**Work instructions**
Please copy the listing from the line containing "color-bar-label: 10.2 <box>50 472" through the line containing "text: (a) Transient(HF)", replacing every "color-bar-label" with "colorbar-label" and keeping everything else the same.

**Records shown**

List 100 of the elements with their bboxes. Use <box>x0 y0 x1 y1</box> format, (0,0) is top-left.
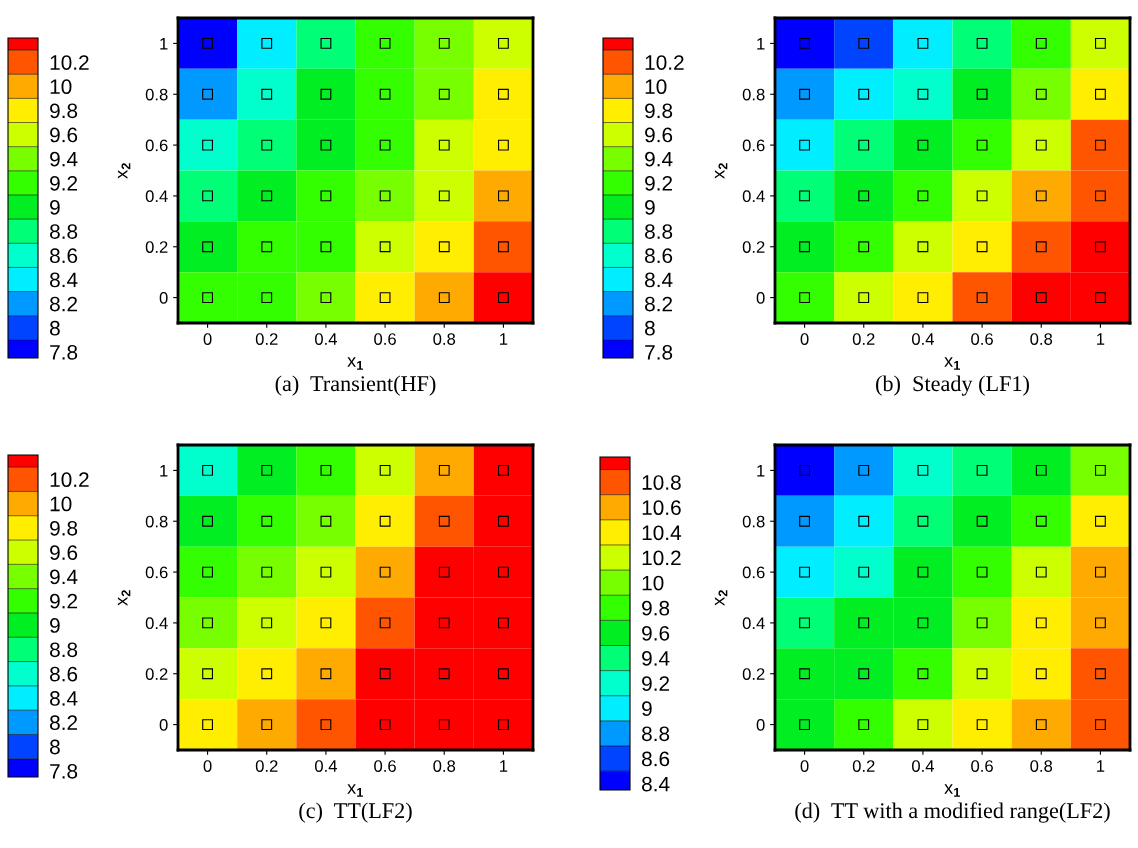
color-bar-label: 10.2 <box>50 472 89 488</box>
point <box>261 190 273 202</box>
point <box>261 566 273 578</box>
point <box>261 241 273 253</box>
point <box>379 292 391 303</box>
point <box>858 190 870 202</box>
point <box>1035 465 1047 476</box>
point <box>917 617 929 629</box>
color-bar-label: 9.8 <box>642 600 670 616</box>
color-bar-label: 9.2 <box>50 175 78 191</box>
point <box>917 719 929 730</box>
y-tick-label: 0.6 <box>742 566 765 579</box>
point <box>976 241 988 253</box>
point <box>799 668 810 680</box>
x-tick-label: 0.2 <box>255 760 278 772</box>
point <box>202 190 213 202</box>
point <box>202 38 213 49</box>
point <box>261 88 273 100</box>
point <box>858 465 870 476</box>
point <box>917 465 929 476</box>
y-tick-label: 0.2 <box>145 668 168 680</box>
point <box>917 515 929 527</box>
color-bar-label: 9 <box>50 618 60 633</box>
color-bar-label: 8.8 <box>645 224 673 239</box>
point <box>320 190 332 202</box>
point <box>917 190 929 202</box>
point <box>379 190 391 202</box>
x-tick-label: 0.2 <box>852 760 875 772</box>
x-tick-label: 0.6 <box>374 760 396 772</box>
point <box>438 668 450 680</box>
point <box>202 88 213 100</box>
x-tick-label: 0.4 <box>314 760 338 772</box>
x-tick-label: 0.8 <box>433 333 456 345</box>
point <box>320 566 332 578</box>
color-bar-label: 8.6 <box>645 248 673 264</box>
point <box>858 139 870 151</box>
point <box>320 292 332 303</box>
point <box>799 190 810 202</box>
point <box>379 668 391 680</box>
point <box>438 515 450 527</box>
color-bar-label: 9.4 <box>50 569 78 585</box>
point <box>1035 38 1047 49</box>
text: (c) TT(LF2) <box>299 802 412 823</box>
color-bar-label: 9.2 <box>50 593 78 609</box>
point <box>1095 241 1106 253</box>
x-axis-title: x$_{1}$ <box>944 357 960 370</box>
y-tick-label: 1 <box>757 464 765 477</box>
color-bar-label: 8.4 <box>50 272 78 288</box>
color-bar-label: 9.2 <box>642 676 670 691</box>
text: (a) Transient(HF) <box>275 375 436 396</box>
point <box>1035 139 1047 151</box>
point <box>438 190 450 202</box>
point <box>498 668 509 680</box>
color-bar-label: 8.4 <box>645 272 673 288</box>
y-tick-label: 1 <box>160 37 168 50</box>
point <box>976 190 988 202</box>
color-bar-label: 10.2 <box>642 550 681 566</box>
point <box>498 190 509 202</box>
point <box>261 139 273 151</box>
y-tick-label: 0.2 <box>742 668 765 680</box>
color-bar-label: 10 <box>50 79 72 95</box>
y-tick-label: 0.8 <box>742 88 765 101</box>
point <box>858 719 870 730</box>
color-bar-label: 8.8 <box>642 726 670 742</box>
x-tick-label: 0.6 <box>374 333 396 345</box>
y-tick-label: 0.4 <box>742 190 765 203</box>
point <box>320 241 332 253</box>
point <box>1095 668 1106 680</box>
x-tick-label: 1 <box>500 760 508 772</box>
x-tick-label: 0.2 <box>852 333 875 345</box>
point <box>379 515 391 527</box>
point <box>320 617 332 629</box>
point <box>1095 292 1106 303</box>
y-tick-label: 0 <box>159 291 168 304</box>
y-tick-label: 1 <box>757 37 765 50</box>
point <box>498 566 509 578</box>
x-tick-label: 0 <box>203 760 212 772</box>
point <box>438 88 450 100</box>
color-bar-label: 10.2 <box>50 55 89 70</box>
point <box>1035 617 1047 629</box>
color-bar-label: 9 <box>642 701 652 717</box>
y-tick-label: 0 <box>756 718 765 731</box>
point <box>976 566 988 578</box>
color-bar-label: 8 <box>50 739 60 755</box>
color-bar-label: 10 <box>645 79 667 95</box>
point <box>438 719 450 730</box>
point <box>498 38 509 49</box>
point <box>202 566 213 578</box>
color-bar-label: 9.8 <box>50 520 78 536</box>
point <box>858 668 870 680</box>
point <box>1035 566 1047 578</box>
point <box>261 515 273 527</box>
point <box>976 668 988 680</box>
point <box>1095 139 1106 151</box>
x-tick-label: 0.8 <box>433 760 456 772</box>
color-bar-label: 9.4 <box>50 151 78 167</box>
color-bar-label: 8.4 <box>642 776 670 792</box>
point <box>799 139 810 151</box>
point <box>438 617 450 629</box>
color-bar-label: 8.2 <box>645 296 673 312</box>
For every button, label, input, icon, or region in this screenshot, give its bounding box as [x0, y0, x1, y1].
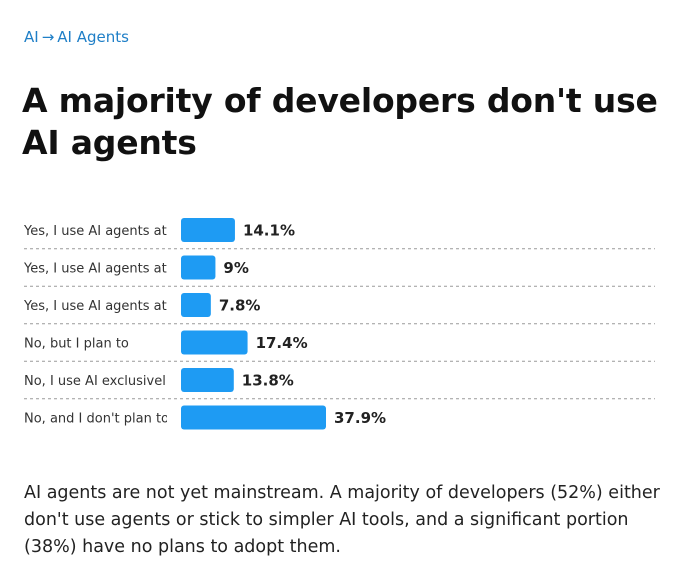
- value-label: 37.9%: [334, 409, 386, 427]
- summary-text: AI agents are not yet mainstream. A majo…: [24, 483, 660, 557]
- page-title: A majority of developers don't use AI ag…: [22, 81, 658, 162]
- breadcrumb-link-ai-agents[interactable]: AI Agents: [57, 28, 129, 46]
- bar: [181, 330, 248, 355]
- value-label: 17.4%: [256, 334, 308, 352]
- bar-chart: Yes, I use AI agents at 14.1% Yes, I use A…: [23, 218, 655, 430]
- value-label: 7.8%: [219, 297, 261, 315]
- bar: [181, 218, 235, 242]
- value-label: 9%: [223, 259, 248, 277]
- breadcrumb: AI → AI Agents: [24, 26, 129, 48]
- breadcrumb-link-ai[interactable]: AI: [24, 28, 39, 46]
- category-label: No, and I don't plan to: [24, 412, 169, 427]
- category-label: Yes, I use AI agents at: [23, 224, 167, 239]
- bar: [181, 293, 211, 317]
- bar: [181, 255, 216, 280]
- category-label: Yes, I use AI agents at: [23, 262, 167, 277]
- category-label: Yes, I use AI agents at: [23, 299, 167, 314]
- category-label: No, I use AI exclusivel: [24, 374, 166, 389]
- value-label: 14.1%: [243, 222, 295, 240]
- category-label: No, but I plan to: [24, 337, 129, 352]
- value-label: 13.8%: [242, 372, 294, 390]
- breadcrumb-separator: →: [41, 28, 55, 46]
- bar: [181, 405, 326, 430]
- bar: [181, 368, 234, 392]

--

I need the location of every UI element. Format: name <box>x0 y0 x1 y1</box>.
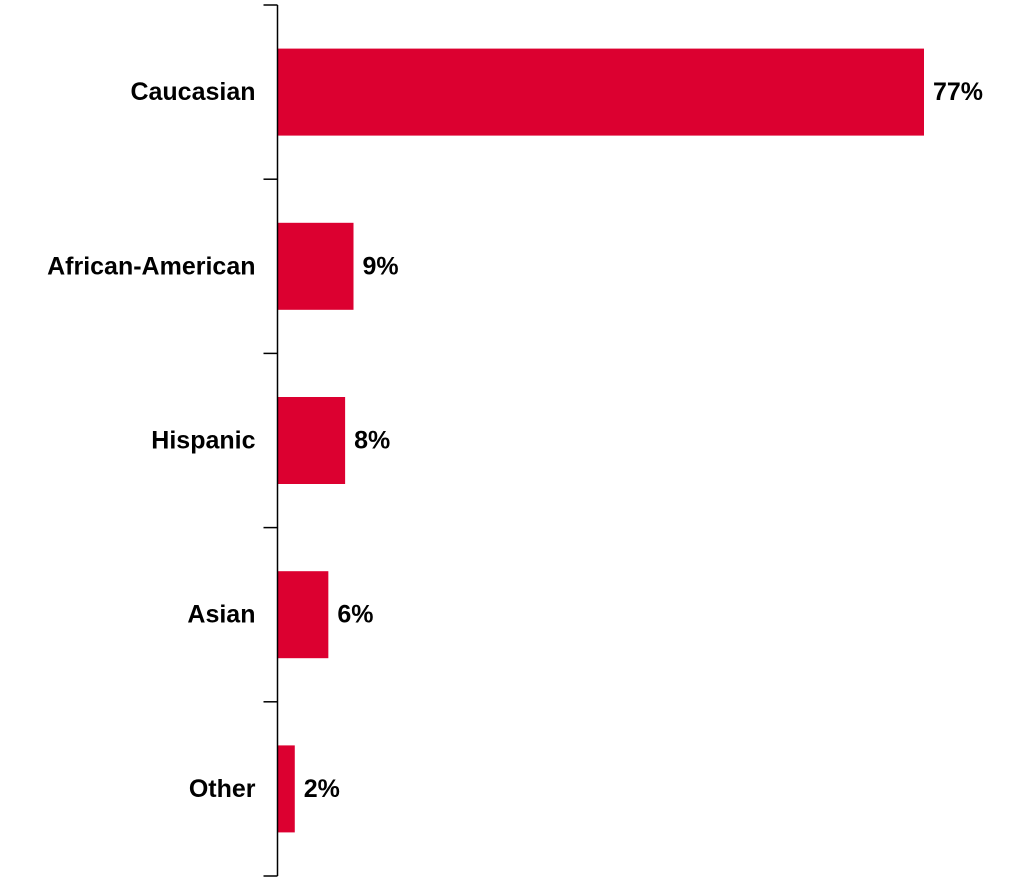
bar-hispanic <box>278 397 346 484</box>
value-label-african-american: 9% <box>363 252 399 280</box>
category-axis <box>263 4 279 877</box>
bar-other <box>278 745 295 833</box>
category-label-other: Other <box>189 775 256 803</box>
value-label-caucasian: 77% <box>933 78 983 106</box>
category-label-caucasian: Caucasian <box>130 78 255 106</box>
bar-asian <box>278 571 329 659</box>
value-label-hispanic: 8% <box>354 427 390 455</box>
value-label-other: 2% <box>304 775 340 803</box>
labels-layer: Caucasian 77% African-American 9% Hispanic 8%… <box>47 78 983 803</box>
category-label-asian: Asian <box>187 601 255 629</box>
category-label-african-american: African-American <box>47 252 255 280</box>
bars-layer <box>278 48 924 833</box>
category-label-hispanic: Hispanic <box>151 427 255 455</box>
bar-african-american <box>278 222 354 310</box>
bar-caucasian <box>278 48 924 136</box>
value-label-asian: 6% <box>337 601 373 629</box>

* * *

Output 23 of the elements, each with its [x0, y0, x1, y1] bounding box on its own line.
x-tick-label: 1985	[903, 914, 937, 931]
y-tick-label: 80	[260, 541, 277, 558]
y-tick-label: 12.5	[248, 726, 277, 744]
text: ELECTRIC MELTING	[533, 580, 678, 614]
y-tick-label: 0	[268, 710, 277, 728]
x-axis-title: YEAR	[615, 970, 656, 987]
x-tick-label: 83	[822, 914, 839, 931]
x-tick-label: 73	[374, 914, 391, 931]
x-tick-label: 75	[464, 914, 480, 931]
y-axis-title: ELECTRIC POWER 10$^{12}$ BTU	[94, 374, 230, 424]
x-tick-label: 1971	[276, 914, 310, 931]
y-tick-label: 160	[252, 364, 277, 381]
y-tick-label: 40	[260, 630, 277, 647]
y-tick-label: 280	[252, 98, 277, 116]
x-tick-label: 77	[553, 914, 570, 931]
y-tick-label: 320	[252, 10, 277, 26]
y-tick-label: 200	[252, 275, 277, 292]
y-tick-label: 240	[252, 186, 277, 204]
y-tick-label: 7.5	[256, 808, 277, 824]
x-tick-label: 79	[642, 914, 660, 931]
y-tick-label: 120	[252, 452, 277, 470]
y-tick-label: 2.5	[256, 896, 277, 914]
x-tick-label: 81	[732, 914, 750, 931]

**Complete response**
colorbar-label: 10.2 <box>50 472 89 488</box>
point <box>261 190 273 202</box>
point <box>261 566 273 578</box>
point <box>261 241 273 253</box>
point <box>379 292 391 303</box>
point <box>858 190 870 202</box>
point <box>1035 465 1047 476</box>
point <box>917 617 929 629</box>
colorbar-label: 9.8 <box>642 600 670 616</box>
colorbar-label: 9.2 <box>50 175 78 191</box>
point <box>917 719 929 730</box>
y-tick-label: 0.6 <box>742 566 765 579</box>
point <box>976 241 988 253</box>
point <box>799 668 810 680</box>
x-tick-label: 0.2 <box>255 760 278 772</box>
point <box>202 190 213 202</box>
point <box>202 38 213 49</box>
point <box>261 88 273 100</box>
point <box>858 465 870 476</box>
point <box>917 465 929 476</box>
y-tick-label: 0.2 <box>145 668 168 680</box>
point <box>917 515 929 527</box>
colorbar-label: 9 <box>50 618 60 633</box>
colorbar-label: 8.8 <box>645 224 673 239</box>
point <box>320 190 332 202</box>
point <box>917 190 929 202</box>
point <box>379 190 391 202</box>
x-tick-label: 0.2 <box>852 760 875 772</box>
x-tick-label: 0.6 <box>374 760 396 772</box>
point <box>438 668 450 680</box>
point <box>202 88 213 100</box>
x-tick-label: 0.4 <box>314 760 338 772</box>
x-tick-label: 0.8 <box>433 333 456 345</box>
point <box>320 566 332 578</box>
colorbar-label: 8.6 <box>645 248 673 264</box>
point <box>858 139 870 151</box>
point <box>320 292 332 303</box>
point <box>799 190 810 202</box>
point <box>379 668 391 680</box>
point <box>438 515 450 527</box>
colorbar-label: 9.4 <box>50 569 78 585</box>
point <box>1035 38 1047 49</box>
text: (c) TT(LF2) <box>299 802 412 823</box>
colorbar-label: 9.2 <box>50 593 78 609</box>
point <box>1095 241 1106 253</box>
x-axis-title: x$_{1}$ <box>944 357 960 370</box>
y-tick-label: 1 <box>757 464 765 477</box>
colorbar-label: 8.4 <box>50 272 78 288</box>
colorbar-label: 9.2 <box>642 676 670 691</box>
text: (a) Transient(HF) <box>275 375 436 396</box>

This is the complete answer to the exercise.